Extracted material:
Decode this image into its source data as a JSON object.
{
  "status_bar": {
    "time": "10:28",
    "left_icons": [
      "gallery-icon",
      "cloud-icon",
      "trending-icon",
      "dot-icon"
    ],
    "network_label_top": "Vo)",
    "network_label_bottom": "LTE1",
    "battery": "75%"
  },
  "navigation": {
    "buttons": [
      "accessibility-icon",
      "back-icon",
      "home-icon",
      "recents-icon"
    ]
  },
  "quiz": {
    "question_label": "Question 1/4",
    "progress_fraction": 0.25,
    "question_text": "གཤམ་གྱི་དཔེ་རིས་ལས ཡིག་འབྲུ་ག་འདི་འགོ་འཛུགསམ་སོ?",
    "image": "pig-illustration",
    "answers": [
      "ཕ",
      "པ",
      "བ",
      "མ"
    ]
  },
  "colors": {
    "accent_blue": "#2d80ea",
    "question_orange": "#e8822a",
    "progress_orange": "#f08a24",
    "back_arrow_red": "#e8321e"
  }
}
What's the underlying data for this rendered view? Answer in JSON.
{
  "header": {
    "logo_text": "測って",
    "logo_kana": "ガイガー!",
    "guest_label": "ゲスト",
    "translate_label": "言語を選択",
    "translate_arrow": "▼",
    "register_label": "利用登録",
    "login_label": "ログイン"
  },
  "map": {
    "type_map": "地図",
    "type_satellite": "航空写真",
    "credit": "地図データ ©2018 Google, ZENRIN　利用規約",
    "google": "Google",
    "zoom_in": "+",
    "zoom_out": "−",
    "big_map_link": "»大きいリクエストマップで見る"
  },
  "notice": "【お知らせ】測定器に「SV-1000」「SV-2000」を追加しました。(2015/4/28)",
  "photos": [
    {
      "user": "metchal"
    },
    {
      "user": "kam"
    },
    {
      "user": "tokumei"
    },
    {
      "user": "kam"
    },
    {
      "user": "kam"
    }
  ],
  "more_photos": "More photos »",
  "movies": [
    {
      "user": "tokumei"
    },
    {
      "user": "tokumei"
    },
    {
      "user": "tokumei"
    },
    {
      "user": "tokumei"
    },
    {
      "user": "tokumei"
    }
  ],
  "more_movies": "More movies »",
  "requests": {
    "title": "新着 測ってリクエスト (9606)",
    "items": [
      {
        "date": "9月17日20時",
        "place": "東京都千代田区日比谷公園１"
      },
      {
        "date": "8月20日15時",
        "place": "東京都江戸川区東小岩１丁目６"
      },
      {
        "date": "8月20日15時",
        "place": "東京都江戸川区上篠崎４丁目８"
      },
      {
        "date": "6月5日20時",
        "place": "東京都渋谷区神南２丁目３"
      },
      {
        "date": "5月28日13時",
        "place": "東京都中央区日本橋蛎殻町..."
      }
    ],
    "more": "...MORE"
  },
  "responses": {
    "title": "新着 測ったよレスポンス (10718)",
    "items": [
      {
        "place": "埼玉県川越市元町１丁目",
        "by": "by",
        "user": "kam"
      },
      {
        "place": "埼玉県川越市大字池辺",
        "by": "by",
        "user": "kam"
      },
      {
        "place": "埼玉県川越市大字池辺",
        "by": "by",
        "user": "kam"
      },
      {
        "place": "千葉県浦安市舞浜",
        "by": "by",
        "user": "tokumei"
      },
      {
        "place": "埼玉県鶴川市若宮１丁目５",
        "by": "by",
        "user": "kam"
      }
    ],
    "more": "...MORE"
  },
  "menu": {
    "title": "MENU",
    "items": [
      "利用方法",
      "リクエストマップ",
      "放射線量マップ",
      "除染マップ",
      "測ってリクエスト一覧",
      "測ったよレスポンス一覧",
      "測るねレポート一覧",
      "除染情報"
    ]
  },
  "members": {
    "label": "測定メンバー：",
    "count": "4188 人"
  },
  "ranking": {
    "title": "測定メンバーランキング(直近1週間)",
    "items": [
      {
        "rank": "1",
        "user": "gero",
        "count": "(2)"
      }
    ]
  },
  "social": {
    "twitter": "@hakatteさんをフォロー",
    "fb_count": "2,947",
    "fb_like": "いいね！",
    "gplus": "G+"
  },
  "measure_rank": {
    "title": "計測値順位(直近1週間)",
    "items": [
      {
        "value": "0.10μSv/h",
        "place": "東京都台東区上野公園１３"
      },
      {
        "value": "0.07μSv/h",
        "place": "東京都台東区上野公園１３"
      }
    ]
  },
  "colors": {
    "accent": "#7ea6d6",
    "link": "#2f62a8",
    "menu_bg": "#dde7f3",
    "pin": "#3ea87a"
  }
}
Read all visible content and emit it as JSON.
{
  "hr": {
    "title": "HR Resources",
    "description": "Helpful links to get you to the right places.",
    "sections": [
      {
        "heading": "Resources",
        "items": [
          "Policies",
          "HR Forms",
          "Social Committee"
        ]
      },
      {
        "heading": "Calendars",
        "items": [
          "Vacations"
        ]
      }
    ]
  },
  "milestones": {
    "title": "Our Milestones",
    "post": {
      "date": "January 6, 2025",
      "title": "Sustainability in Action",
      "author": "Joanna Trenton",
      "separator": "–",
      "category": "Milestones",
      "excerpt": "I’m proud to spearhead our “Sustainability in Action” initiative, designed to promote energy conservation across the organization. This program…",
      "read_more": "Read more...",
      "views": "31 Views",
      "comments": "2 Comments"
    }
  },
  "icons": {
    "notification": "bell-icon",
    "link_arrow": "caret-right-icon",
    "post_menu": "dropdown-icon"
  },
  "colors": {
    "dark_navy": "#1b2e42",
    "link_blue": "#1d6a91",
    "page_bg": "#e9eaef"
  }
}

Aim of the task: Each record above should be repeated exactly as it appears.

Worked solution:
Decode this image into its source data as a JSON object.
{
  "status_bar": {
    "time": "10:28",
    "left_icons": [
      "gallery-icon",
      "cloud-icon",
      "trending-icon",
      "dot-icon"
    ],
    "network_label_top": "Vo)",
    "network_label_bottom": "LTE1",
    "battery": "75%"
  },
  "navigation": {
    "buttons": [
      "accessibility-icon",
      "back-icon",
      "home-icon",
      "recents-icon"
    ]
  },
  "quiz": {
    "question_label": "Question 1/4",
    "progress_fraction": 0.25,
    "question_text": "གཤམ་གྱི་དཔེ་རིས་ལས ཡིག་འབྲུ་ག་འདི་འགོ་འཛུགསམ་སོ?",
    "image": "pig-illustration",
    "answers": [
      "ཕ",
      "པ",
      "བ",
      "མ"
    ]
  },
  "colors": {
    "accent_blue": "#2d80ea",
    "question_orange": "#e8822a",
    "progress_orange": "#f08a24",
    "back_arrow_red": "#e8321e"
  }
}
What's the underlying data for this rendered view? Answer in JSON.
{
  "header": {
    "logo_text": "測って",
    "logo_kana": "ガイガー!",
    "guest_label": "ゲスト",
    "translate_label": "言語を選択",
    "translate_arrow": "▼",
    "register_label": "利用登録",
    "login_label": "ログイン"
  },
  "map": {
    "type_map": "地図",
    "type_satellite": "航空写真",
    "credit": "地図データ ©2018 Google, ZENRIN　利用規約",
    "google": "Google",
    "zoom_in": "+",
    "zoom_out": "−",
    "big_map_link": "»大きいリクエストマップで見る"
  },
  "notice": "【お知らせ】測定器に「SV-1000」「SV-2000」を追加しました。(2015/4/28)",
  "photos": [
    {
      "user": "metchal"
    },
    {
      "user": "kam"
    },
    {
      "user": "tokumei"
    },
    {
      "user": "kam"
    },
    {
      "user": "kam"
    }
  ],
  "more_photos": "More photos »",
  "movies": [
    {
      "user": "tokumei"
    },
    {
      "user": "tokumei"
    },
    {
      "user": "tokumei"
    },
    {
      "user": "tokumei"
    },
    {
      "user": "tokumei"
    }
  ],
  "more_movies": "More movies »",
  "requests": {
    "title": "新着 測ってリクエスト (9606)",
    "items": [
      {
        "date": "9月17日20時",
        "place": "東京都千代田区日比谷公園１"
      },
      {
        "date": "8月20日15時",
        "place": "東京都江戸川区東小岩１丁目６"
      },
      {
        "date": "8月20日15時",
        "place": "東京都江戸川区上篠崎４丁目８"
      },
      {
        "date": "6月5日20時",
        "place": "東京都渋谷区神南２丁目３"
      },
      {
        "date": "5月28日13時",
        "place": "東京都中央区日本橋蛎殻町..."
      }
    ],
    "more": "...MORE"
  },
  "responses": {
    "title": "新着 測ったよレスポンス (10718)",
    "items": [
      {
        "place": "埼玉県川越市元町１丁目",
        "by": "by",
        "user": "kam"
      },
      {
        "place": "埼玉県川越市大字池辺",
        "by": "by",
        "user": "kam"
      },
      {
        "place": "埼玉県川越市大字池辺",
        "by": "by",
        "user": "kam"
      },
      {
        "place": "千葉県浦安市舞浜",
        "by": "by",
        "user": "tokumei"
      },
      {
        "place": "埼玉県鶴川市若宮１丁目５",
        "by": "by",
        "user": "kam"
      }
    ],
    "more": "...MORE"
  },
  "menu": {
    "title": "MENU",
    "items": [
      "利用方法",
      "リクエストマップ",
      "放射線量マップ",
      "除染マップ",
      "測ってリクエスト一覧",
      "測ったよレスポンス一覧",
      "測るねレポート一覧",
      "除染情報"
    ]
  },
  "members": {
    "label": "測定メンバー：",
    "count": "4188 人"
  },
  "ranking": {
    "title": "測定メンバーランキング(直近1週間)",
    "items": [
      {
        "rank": "1",
        "user": "gero",
        "count": "(2)"
      }
    ]
  },
  "social": {
    "twitter": "@hakatteさんをフォロー",
    "fb_count": "2,947",
    "fb_like": "いいね！",
    "gplus": "G+"
  },
  "measure_rank": {
    "title": "計測値順位(直近1週間)",
    "items": [
      {
        "value": "0.10μSv/h",
        "place": "東京都台東区上野公園１３"
      },
      {
        "value": "0.07μSv/h",
        "place": "東京都台東区上野公園１３"
      }
    ]
  },
  "colors": {
    "accent": "#7ea6d6",
    "link": "#2f62a8",
    "menu_bg": "#dde7f3",
    "pin": "#3ea87a"
  }
}
Read all visible content and emit it as JSON.
{
  "hr": {
    "title": "HR Resources",
    "description": "Helpful links to get you to the right places.",
    "sections": [
      {
        "heading": "Resources",
        "items": [
          "Policies",
          "HR Forms",
          "Social Committee"
        ]
      },
      {
        "heading": "Calendars",
        "items": [
          "Vacations"
        ]
      }
    ]
  },
  "milestones": {
    "title": "Our Milestones",
    "post": {
      "date": "January 6, 2025",
      "title": "Sustainability in Action",
      "author": "Joanna Trenton",
      "separator": "–",
      "category": "Milestones",
      "excerpt": "I’m proud to spearhead our “Sustainability in Action” initiative, designed to promote energy conservation across the organization. This program…",
      "read_more": "Read more...",
      "views": "31 Views",
      "comments": "2 Comments"
    }
  },
  "icons": {
    "notification": "bell-icon",
    "link_arrow": "caret-right-icon",
    "post_menu": "dropdown-icon"
  },
  "colors": {
    "dark_navy": "#1b2e42",
    "link_blue": "#1d6a91",
    "page_bg": "#e9eaef"
  }
}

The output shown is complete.